(Collected data)
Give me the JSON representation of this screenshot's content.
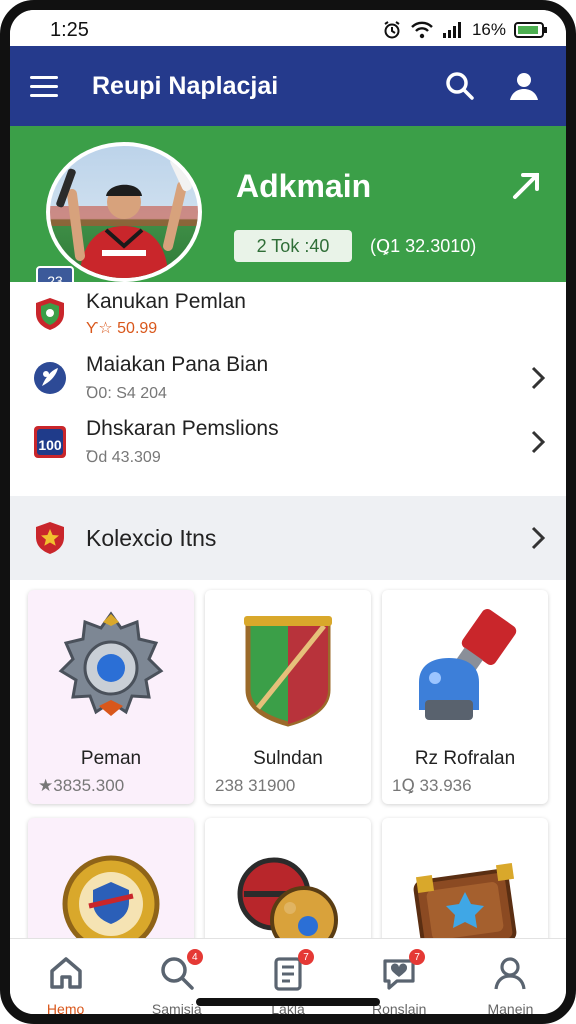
{
  "status_bar": {
    "time": "1:25",
    "battery": "16%"
  },
  "app_bar": {
    "title": "Reupi Naplacjai"
  },
  "profile": {
    "name": "Adkmain",
    "level": "23",
    "chip": "2 Tok :40",
    "value": "(Ꝗ1 32.3010)"
  },
  "list": [
    {
      "title": "Kanukan Pemlan",
      "sub": "Ƴ☆ 50.99",
      "sub_color": "#d9571b",
      "icon": "shield-icon",
      "has_chevron": false
    },
    {
      "title": "Maiakan Pana Bian",
      "sub": "Ꝺ0: S4 204",
      "sub_color": "#777777",
      "icon": "emblem-icon",
      "has_chevron": true
    },
    {
      "title": "Dhskaran Pemslions",
      "sub": "Ꝺd 43.309",
      "sub_color": "#777777",
      "icon": "badge-100-icon",
      "has_chevron": true
    }
  ],
  "collection": {
    "title": "Kolexcio Itns"
  },
  "items": [
    {
      "name": "Peman",
      "price": "★3835.300",
      "art": "gear-medal-icon"
    },
    {
      "name": "Sulndan",
      "price": "238 31900",
      "art": "shield-item-icon"
    },
    {
      "name": "Rz  Rofralan",
      "price": "1Ꝗ 33.936",
      "art": "potion-device-icon"
    },
    {
      "name": "",
      "price": "",
      "art": "gold-badge-icon"
    },
    {
      "name": "",
      "price": "",
      "art": "balls-icon"
    },
    {
      "name": "",
      "price": "",
      "art": "chest-icon"
    }
  ],
  "bottom_nav": [
    {
      "label": "Hemo",
      "icon": "home-icon",
      "badge": "",
      "active": true
    },
    {
      "label": "Samisia",
      "icon": "search-icon",
      "badge": "4",
      "active": false
    },
    {
      "label": "Lakla",
      "icon": "list-icon",
      "badge": "7",
      "active": false
    },
    {
      "label": "Ronslain",
      "icon": "chat-icon",
      "badge": "7",
      "active": false
    },
    {
      "label": "Manein",
      "icon": "profile-icon",
      "badge": "",
      "active": false
    }
  ],
  "colors": {
    "app_bar": "#253a8c",
    "banner": "#3b9f48",
    "active_nav": "#d9571b"
  }
}
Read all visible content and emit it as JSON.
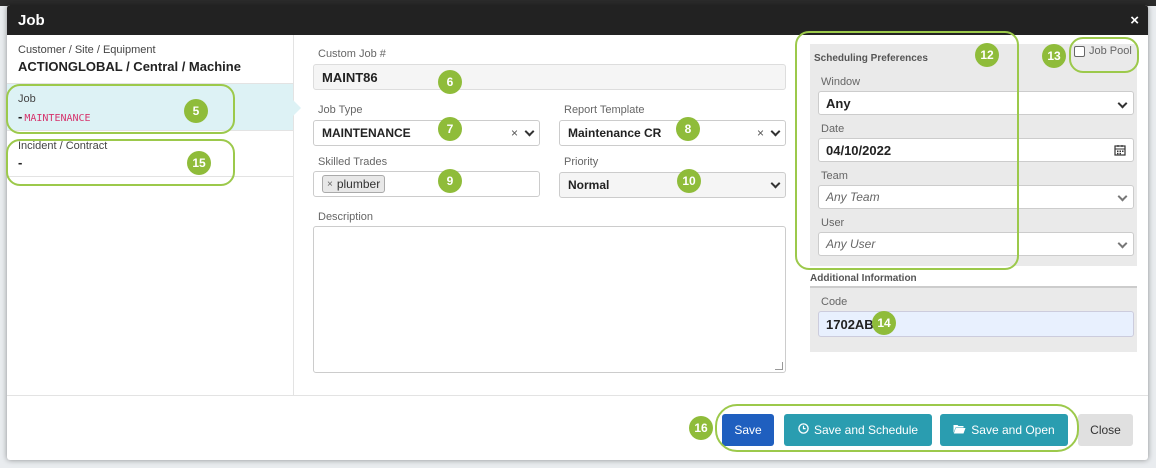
{
  "dialog": {
    "title": "Job",
    "close_glyph": "×"
  },
  "left": {
    "cse_label": "Customer / Site / Equipment",
    "cse_value": "ACTIONGLOBAL / Central / Machine",
    "job_label": "Job",
    "job_dash": "-",
    "job_value": "MAINTENANCE",
    "incident_label": "Incident / Contract",
    "incident_value": "-"
  },
  "form": {
    "custom_job_label": "Custom Job #",
    "custom_job_value": "MAINT86",
    "job_type_label": "Job Type",
    "job_type_value": "MAINTENANCE",
    "report_template_label": "Report Template",
    "report_template_value": "Maintenance CR",
    "skilled_trades_label": "Skilled Trades",
    "skilled_trades_tag": "plumber",
    "priority_label": "Priority",
    "priority_value": "Normal",
    "description_label": "Description",
    "clear_glyph": "×"
  },
  "scheduling": {
    "title": "Scheduling Preferences",
    "window_label": "Window",
    "window_value": "Any",
    "date_label": "Date",
    "date_value": "04/10/2022",
    "team_label": "Team",
    "team_placeholder": "Any Team",
    "user_label": "User",
    "user_placeholder": "Any User",
    "job_pool_label": "Job Pool"
  },
  "additional": {
    "title": "Additional Information",
    "code_label": "Code",
    "code_value": "1702AB"
  },
  "footer": {
    "save": "Save",
    "save_schedule": "Save and Schedule",
    "save_open": "Save and Open",
    "close": "Close"
  },
  "annotations": [
    "5",
    "6",
    "7",
    "8",
    "9",
    "10",
    "12",
    "13",
    "14",
    "15",
    "16"
  ],
  "colors": {
    "annotation": "#8fbc3a",
    "primary": "#1f5fbf",
    "teal": "#2a9db0",
    "header": "#222222"
  }
}
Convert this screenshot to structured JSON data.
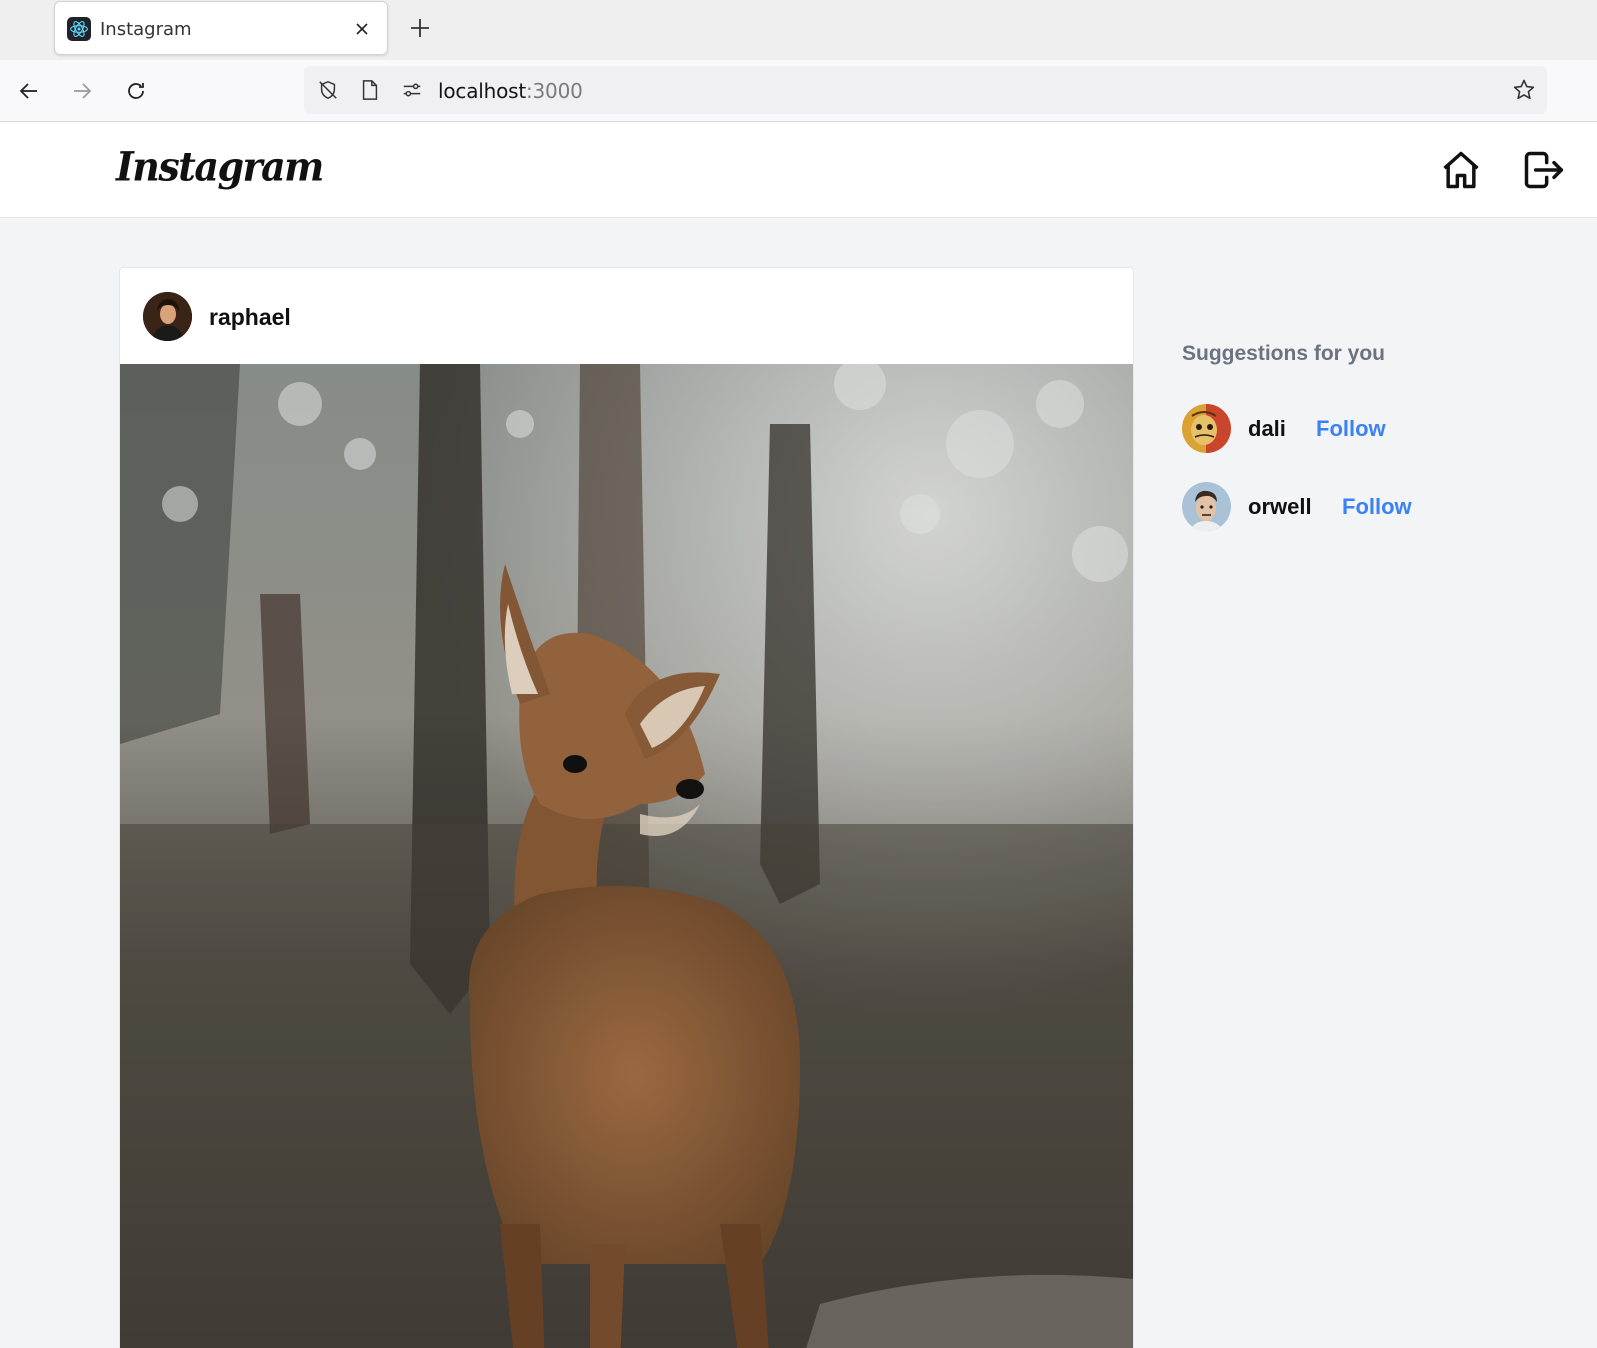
{
  "browser": {
    "tab_title": "Instagram",
    "url_host": "localhost",
    "url_port": ":3000"
  },
  "header": {
    "logo": "Instagram"
  },
  "post": {
    "username": "raphael"
  },
  "suggestions": {
    "title": "Suggestions for you",
    "users": [
      {
        "name": "dali",
        "action": "Follow"
      },
      {
        "name": "orwell",
        "action": "Follow"
      }
    ]
  },
  "colors": {
    "accent": "#3b82f6",
    "muted": "#6b7280",
    "page_bg": "#f3f4f6"
  }
}
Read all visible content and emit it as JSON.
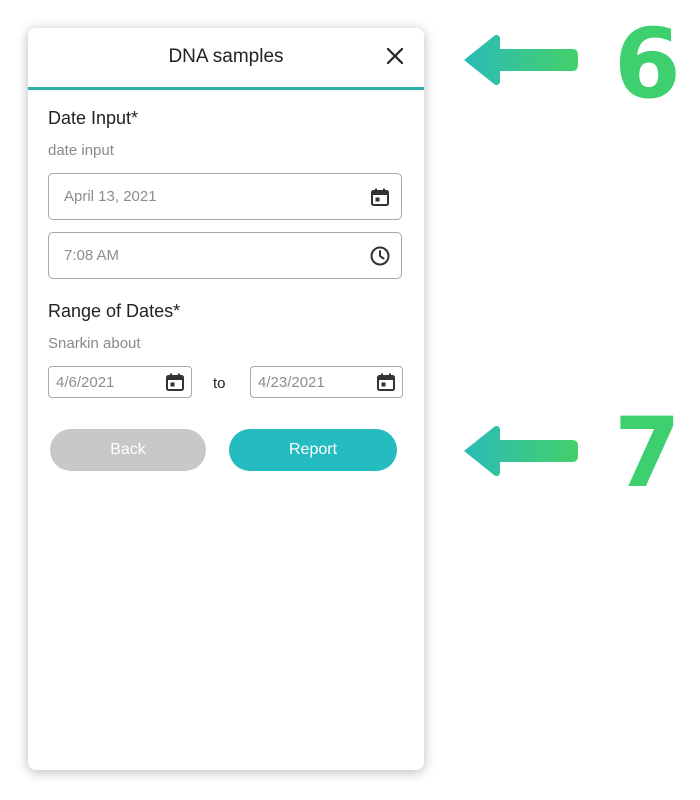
{
  "dialog": {
    "title": "DNA samples",
    "close_icon": "close-icon"
  },
  "date_input": {
    "label": "Date Input*",
    "hint": "date input",
    "date_value": "April 13, 2021",
    "date_icon": "calendar-icon",
    "time_value": "7:08 AM",
    "time_icon": "clock-icon"
  },
  "date_range": {
    "label": "Range of Dates*",
    "hint": "Snarkin about",
    "start_value": "4/6/2021",
    "separator": "to",
    "end_value": "4/23/2021",
    "calendar_icon": "calendar-icon"
  },
  "actions": {
    "back_label": "Back",
    "report_label": "Report"
  },
  "annotations": {
    "step_top": "6",
    "step_bottom": "7",
    "arrow_icon": "left-arrow-icon",
    "accent_color": "#3ecf6f",
    "arrow_gradient_start": "#2bbbb8"
  },
  "colors": {
    "header_underline": "#2ab3ad",
    "report_button": "#24bcc0",
    "back_button_disabled": "#c8c8c8"
  }
}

-- To do --
Write the material out again exactly as it appears, dropping the pictures.

-- Output of the task --
Give me the JSON representation of this screenshot's content.
{
  "status_bar": {
    "time": "1:25",
    "battery": "16%"
  },
  "app_bar": {
    "title": "Reupi Naplacjai"
  },
  "profile": {
    "name": "Adkmain",
    "level": "23",
    "chip": "2 Tok :40",
    "value": "(Ꝗ1 32.3010)"
  },
  "list": [
    {
      "title": "Kanukan Pemlan",
      "sub": "Ƴ☆ 50.99",
      "sub_color": "#d9571b",
      "icon": "shield-icon",
      "has_chevron": false
    },
    {
      "title": "Maiakan Pana Bian",
      "sub": "Ꝺ0: S4 204",
      "sub_color": "#777777",
      "icon": "emblem-icon",
      "has_chevron": true
    },
    {
      "title": "Dhskaran Pemslions",
      "sub": "Ꝺd 43.309",
      "sub_color": "#777777",
      "icon": "badge-100-icon",
      "has_chevron": true
    }
  ],
  "collection": {
    "title": "Kolexcio Itns"
  },
  "items": [
    {
      "name": "Peman",
      "price": "★3835.300",
      "art": "gear-medal-icon"
    },
    {
      "name": "Sulndan",
      "price": "238 31900",
      "art": "shield-item-icon"
    },
    {
      "name": "Rz  Rofralan",
      "price": "1Ꝗ 33.936",
      "art": "potion-device-icon"
    },
    {
      "name": "",
      "price": "",
      "art": "gold-badge-icon"
    },
    {
      "name": "",
      "price": "",
      "art": "balls-icon"
    },
    {
      "name": "",
      "price": "",
      "art": "chest-icon"
    }
  ],
  "bottom_nav": [
    {
      "label": "Hemo",
      "icon": "home-icon",
      "badge": "",
      "active": true
    },
    {
      "label": "Samisia",
      "icon": "search-icon",
      "badge": "4",
      "active": false
    },
    {
      "label": "Lakla",
      "icon": "list-icon",
      "badge": "7",
      "active": false
    },
    {
      "label": "Ronslain",
      "icon": "chat-icon",
      "badge": "7",
      "active": false
    },
    {
      "label": "Manein",
      "icon": "profile-icon",
      "badge": "",
      "active": false
    }
  ],
  "colors": {
    "app_bar": "#253a8c",
    "banner": "#3b9f48",
    "active_nav": "#d9571b"
  }
}
Read all visible content and emit it as JSON.
{
  "dialog": {
    "title": "Job",
    "close_glyph": "×"
  },
  "left": {
    "cse_label": "Customer / Site / Equipment",
    "cse_value": "ACTIONGLOBAL / Central / Machine",
    "job_label": "Job",
    "job_dash": "-",
    "job_value": "MAINTENANCE",
    "incident_label": "Incident / Contract",
    "incident_value": "-"
  },
  "form": {
    "custom_job_label": "Custom Job #",
    "custom_job_value": "MAINT86",
    "job_type_label": "Job Type",
    "job_type_value": "MAINTENANCE",
    "report_template_label": "Report Template",
    "report_template_value": "Maintenance CR",
    "skilled_trades_label": "Skilled Trades",
    "skilled_trades_tag": "plumber",
    "priority_label": "Priority",
    "priority_value": "Normal",
    "description_label": "Description",
    "clear_glyph": "×"
  },
  "scheduling": {
    "title": "Scheduling Preferences",
    "window_label": "Window",
    "window_value": "Any",
    "date_label": "Date",
    "date_value": "04/10/2022",
    "team_label": "Team",
    "team_placeholder": "Any Team",
    "user_label": "User",
    "user_placeholder": "Any User",
    "job_pool_label": "Job Pool"
  },
  "additional": {
    "title": "Additional Information",
    "code_label": "Code",
    "code_value": "1702AB"
  },
  "footer": {
    "save": "Save",
    "save_schedule": "Save and Schedule",
    "save_open": "Save and Open",
    "close": "Close"
  },
  "annotations": [
    "5",
    "6",
    "7",
    "8",
    "9",
    "10",
    "12",
    "13",
    "14",
    "15",
    "16"
  ],
  "colors": {
    "annotation": "#8fbc3a",
    "primary": "#1f5fbf",
    "teal": "#2a9db0",
    "header": "#222222"
  }
}
Convert this screenshot to structured JSON data.
{
  "browser": {
    "tab_title": "Instagram",
    "url_host": "localhost",
    "url_port": ":3000"
  },
  "header": {
    "logo": "Instagram"
  },
  "post": {
    "username": "raphael"
  },
  "suggestions": {
    "title": "Suggestions for you",
    "users": [
      {
        "name": "dali",
        "action": "Follow"
      },
      {
        "name": "orwell",
        "action": "Follow"
      }
    ]
  },
  "colors": {
    "accent": "#3b82f6",
    "muted": "#6b7280",
    "page_bg": "#f3f4f6"
  }
}
Read all visible content and emit it as JSON.
{
  "dialog": {
    "title": "DNA samples",
    "close_icon": "close-icon"
  },
  "date_input": {
    "label": "Date Input*",
    "hint": "date input",
    "date_value": "April 13, 2021",
    "date_icon": "calendar-icon",
    "time_value": "7:08 AM",
    "time_icon": "clock-icon"
  },
  "date_range": {
    "label": "Range of Dates*",
    "hint": "Snarkin about",
    "start_value": "4/6/2021",
    "separator": "to",
    "end_value": "4/23/2021",
    "calendar_icon": "calendar-icon"
  },
  "actions": {
    "back_label": "Back",
    "report_label": "Report"
  },
  "annotations": {
    "step_top": "6",
    "step_bottom": "7",
    "arrow_icon": "left-arrow-icon",
    "accent_color": "#3ecf6f",
    "arrow_gradient_start": "#2bbbb8"
  },
  "colors": {
    "header_underline": "#2ab3ad",
    "report_button": "#24bcc0",
    "back_button_disabled": "#c8c8c8"
  }
}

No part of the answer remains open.